(Saved entries)
»»
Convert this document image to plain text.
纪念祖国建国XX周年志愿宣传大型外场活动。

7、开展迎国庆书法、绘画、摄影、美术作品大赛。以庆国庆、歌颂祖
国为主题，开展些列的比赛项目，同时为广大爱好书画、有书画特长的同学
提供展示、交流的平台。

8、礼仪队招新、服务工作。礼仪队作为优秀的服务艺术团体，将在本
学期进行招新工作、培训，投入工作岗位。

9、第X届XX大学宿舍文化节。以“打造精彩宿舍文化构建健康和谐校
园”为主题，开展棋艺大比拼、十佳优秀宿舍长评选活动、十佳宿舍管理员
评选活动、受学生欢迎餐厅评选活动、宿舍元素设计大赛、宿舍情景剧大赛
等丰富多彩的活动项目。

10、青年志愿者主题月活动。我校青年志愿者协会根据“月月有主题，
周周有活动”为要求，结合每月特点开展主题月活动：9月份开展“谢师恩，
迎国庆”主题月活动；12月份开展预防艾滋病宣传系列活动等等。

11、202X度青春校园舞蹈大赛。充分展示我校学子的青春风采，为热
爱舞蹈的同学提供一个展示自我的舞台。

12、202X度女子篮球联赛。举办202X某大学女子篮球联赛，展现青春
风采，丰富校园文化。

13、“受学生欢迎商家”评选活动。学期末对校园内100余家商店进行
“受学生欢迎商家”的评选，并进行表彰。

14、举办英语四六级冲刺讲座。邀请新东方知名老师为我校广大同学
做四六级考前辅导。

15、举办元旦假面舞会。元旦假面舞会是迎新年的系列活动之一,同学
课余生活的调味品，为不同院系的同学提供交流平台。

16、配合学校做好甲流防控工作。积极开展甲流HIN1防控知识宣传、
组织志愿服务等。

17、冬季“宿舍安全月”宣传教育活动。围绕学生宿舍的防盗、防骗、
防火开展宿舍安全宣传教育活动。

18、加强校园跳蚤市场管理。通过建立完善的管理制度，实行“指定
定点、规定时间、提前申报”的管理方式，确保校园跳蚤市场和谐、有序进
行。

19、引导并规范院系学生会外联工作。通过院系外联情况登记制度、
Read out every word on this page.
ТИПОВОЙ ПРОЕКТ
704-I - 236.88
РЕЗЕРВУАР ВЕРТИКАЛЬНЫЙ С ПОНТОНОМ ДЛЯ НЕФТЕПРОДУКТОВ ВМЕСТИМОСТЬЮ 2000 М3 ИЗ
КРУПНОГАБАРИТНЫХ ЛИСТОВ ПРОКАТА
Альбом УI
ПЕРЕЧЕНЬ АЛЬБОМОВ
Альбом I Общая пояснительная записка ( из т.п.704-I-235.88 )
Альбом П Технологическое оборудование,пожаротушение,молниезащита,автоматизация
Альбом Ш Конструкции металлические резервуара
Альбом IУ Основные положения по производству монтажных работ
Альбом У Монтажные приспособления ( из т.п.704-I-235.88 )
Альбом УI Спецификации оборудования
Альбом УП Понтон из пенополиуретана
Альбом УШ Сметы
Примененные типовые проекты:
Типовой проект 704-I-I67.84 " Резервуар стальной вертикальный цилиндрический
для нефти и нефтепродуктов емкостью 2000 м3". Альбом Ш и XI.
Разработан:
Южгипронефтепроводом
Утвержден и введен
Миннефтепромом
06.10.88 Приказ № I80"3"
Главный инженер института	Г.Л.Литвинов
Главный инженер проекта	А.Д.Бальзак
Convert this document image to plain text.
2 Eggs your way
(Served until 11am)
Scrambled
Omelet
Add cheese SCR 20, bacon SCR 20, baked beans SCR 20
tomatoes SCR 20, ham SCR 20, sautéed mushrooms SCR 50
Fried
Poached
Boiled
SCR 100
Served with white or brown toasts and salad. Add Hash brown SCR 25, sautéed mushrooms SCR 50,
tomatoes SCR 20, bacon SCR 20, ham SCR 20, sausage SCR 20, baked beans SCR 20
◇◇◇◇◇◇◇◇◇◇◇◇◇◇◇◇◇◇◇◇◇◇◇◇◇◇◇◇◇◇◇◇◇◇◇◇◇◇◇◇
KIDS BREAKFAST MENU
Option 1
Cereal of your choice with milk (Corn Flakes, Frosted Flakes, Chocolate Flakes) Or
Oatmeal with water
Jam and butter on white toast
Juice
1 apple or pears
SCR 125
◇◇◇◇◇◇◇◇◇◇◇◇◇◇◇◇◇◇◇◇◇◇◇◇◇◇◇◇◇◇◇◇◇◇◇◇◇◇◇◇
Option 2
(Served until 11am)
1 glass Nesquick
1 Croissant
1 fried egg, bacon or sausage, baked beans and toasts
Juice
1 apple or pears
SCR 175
««
**DIRECTIVE**:
Print every entry exactly as it appears.

**CORRECT ANSWER**:
Convert this document image to plain text.
纪念祖国建国XX周年志愿宣传大型外场活动。

7、开展迎国庆书法、绘画、摄影、美术作品大赛。以庆国庆、歌颂祖
国为主题，开展些列的比赛项目，同时为广大爱好书画、有书画特长的同学
提供展示、交流的平台。

8、礼仪队招新、服务工作。礼仪队作为优秀的服务艺术团体，将在本
学期进行招新工作、培训，投入工作岗位。

9、第X届XX大学宿舍文化节。以“打造精彩宿舍文化构建健康和谐校
园”为主题，开展棋艺大比拼、十佳优秀宿舍长评选活动、十佳宿舍管理员
评选活动、受学生欢迎餐厅评选活动、宿舍元素设计大赛、宿舍情景剧大赛
等丰富多彩的活动项目。

10、青年志愿者主题月活动。我校青年志愿者协会根据“月月有主题，
周周有活动”为要求，结合每月特点开展主题月活动：9月份开展“谢师恩，
迎国庆”主题月活动；12月份开展预防艾滋病宣传系列活动等等。

11、202X度青春校园舞蹈大赛。充分展示我校学子的青春风采，为热
爱舞蹈的同学提供一个展示自我的舞台。

12、202X度女子篮球联赛。举办202X某大学女子篮球联赛，展现青春
风采，丰富校园文化。

13、“受学生欢迎商家”评选活动。学期末对校园内100余家商店进行
“受学生欢迎商家”的评选，并进行表彰。

14、举办英语四六级冲刺讲座。邀请新东方知名老师为我校广大同学
做四六级考前辅导。

15、举办元旦假面舞会。元旦假面舞会是迎新年的系列活动之一,同学
课余生活的调味品，为不同院系的同学提供交流平台。

16、配合学校做好甲流防控工作。积极开展甲流HIN1防控知识宣传、
组织志愿服务等。

17、冬季“宿舍安全月”宣传教育活动。围绕学生宿舍的防盗、防骗、
防火开展宿舍安全宣传教育活动。

18、加强校园跳蚤市场管理。通过建立完善的管理制度，实行“指定
定点、规定时间、提前申报”的管理方式，确保校园跳蚤市场和谐、有序进
行。

19、引导并规范院系学生会外联工作。通过院系外联情况登记制度、
Read out every word on this page.
ТИПОВОЙ ПРОЕКТ
704-I - 236.88
РЕЗЕРВУАР ВЕРТИКАЛЬНЫЙ С ПОНТОНОМ ДЛЯ НЕФТЕПРОДУКТОВ ВМЕСТИМОСТЬЮ 2000 М3 ИЗ
КРУПНОГАБАРИТНЫХ ЛИСТОВ ПРОКАТА
Альбом УI
ПЕРЕЧЕНЬ АЛЬБОМОВ
Альбом I Общая пояснительная записка ( из т.п.704-I-235.88 )
Альбом П Технологическое оборудование,пожаротушение,молниезащита,автоматизация
Альбом Ш Конструкции металлические резервуара
Альбом IУ Основные положения по производству монтажных работ
Альбом У Монтажные приспособления ( из т.п.704-I-235.88 )
Альбом УI Спецификации оборудования
Альбом УП Понтон из пенополиуретана
Альбом УШ Сметы
Примененные типовые проекты:
Типовой проект 704-I-I67.84 " Резервуар стальной вертикальный цилиндрический
для нефти и нефтепродуктов емкостью 2000 м3". Альбом Ш и XI.
Разработан:
Южгипронефтепроводом
Утвержден и введен
Миннефтепромом
06.10.88 Приказ № I80"3"
Главный инженер института	Г.Л.Литвинов
Главный инженер проекта	А.Д.Бальзак
Convert this document image to plain text.
2 Eggs your way
(Served until 11am)
Scrambled
Omelet
Add cheese SCR 20, bacon SCR 20, baked beans SCR 20
tomatoes SCR 20, ham SCR 20, sautéed mushrooms SCR 50
Fried
Poached
Boiled
SCR 100
Served with white or brown toasts and salad. Add Hash brown SCR 25, sautéed mushrooms SCR 50,
tomatoes SCR 20, bacon SCR 20, ham SCR 20, sausage SCR 20, baked beans SCR 20
◇◇◇◇◇◇◇◇◇◇◇◇◇◇◇◇◇◇◇◇◇◇◇◇◇◇◇◇◇◇◇◇◇◇◇◇◇◇◇◇
KIDS BREAKFAST MENU
Option 1
Cereal of your choice with milk (Corn Flakes, Frosted Flakes, Chocolate Flakes) Or
Oatmeal with water
Jam and butter on white toast
Juice
1 apple or pears
SCR 125
◇◇◇◇◇◇◇◇◇◇◇◇◇◇◇◇◇◇◇◇◇◇◇◇◇◇◇◇◇◇◇◇◇◇◇◇◇◇◇◇
Option 2
(Served until 11am)
1 glass Nesquick
1 Croissant
1 fried egg, bacon or sausage, baked beans and toasts
Juice
1 apple or pears
SCR 175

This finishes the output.